Pictures are not part of the answer. Return the lines from the one containing "Read this page and output its text content." through the end of the data, both included, exactly as they appear.

■ **Records to use**
◇ ◇ ◇ ◇ ◇

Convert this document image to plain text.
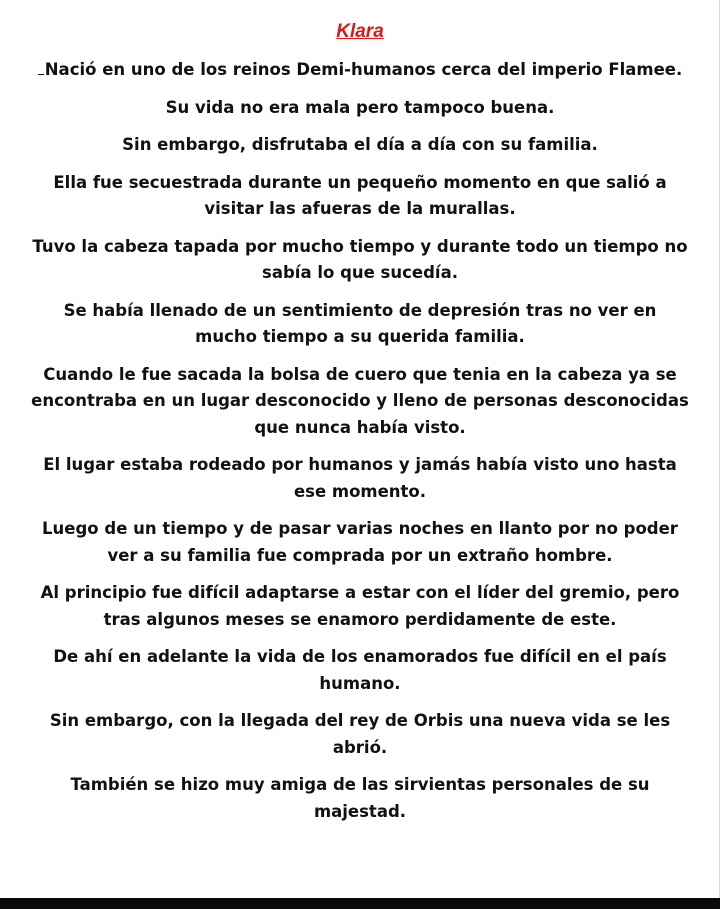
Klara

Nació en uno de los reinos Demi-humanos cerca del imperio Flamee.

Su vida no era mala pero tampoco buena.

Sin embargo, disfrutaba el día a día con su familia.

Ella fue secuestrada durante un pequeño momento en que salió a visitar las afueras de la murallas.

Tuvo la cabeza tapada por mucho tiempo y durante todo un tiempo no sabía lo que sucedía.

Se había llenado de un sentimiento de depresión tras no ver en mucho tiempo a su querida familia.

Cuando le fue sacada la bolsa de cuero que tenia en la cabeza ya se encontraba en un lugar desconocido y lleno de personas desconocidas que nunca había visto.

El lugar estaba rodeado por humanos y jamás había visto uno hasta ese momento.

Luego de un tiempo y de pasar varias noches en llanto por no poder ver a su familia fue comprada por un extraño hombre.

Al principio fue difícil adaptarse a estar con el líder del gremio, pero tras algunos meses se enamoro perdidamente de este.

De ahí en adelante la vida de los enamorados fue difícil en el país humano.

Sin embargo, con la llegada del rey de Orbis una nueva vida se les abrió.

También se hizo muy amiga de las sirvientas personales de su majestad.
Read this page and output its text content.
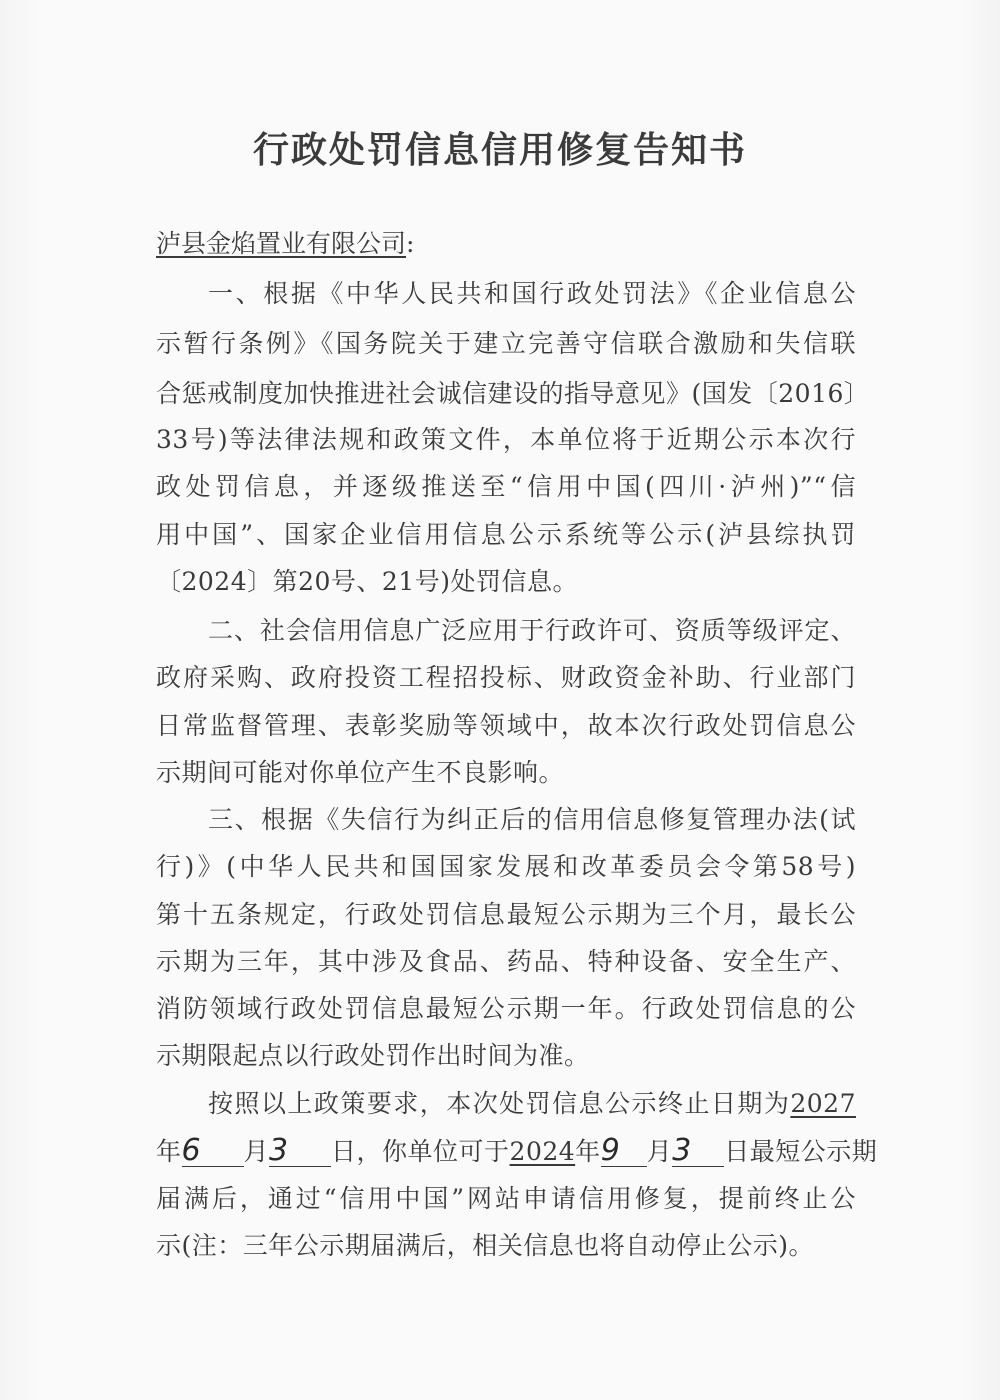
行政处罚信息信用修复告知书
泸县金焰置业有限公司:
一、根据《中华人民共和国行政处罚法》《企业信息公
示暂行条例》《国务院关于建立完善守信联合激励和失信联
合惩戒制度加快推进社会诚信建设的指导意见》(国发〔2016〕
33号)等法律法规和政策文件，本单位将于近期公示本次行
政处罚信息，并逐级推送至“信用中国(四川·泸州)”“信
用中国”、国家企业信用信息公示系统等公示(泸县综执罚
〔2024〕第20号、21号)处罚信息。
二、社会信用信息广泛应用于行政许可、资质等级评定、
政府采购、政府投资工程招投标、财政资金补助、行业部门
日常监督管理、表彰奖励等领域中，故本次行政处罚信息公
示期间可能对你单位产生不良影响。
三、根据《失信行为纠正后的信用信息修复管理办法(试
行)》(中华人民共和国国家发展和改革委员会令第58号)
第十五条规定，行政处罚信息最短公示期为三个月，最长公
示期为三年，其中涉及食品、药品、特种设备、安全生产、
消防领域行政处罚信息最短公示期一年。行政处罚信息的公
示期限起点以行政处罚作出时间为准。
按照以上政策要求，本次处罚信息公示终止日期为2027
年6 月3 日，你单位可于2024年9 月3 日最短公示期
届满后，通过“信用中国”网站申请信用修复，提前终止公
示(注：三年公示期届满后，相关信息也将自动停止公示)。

◇ ◇ ◇ ◇ ◇

■ **Result below**
Read this page and output its text content.
行政处罚信息信用修复告知书
泸县金焰置业有限公司:
一、根据《中华人民共和国行政处罚法》《企业信息公
示暂行条例》《国务院关于建立完善守信联合激励和失信联
合惩戒制度加快推进社会诚信建设的指导意见》(国发〔2016〕
33号)等法律法规和政策文件，本单位将于近期公示本次行
政处罚信息，并逐级推送至“信用中国(四川·泸州)”“信
用中国”、国家企业信用信息公示系统等公示(泸县综执罚
〔2024〕第20号、21号)处罚信息。
二、社会信用信息广泛应用于行政许可、资质等级评定、
政府采购、政府投资工程招投标、财政资金补助、行业部门
日常监督管理、表彰奖励等领域中，故本次行政处罚信息公
示期间可能对你单位产生不良影响。
三、根据《失信行为纠正后的信用信息修复管理办法(试
行)》(中华人民共和国国家发展和改革委员会令第58号)
第十五条规定，行政处罚信息最短公示期为三个月，最长公
示期为三年，其中涉及食品、药品、特种设备、安全生产、
消防领域行政处罚信息最短公示期一年。行政处罚信息的公
示期限起点以行政处罚作出时间为准。
按照以上政策要求，本次处罚信息公示终止日期为2027
年6 月3 日，你单位可于2024年9 月3 日最短公示期
届满后，通过“信用中国”网站申请信用修复，提前终止公
示(注：三年公示期届满后，相关信息也将自动停止公示)。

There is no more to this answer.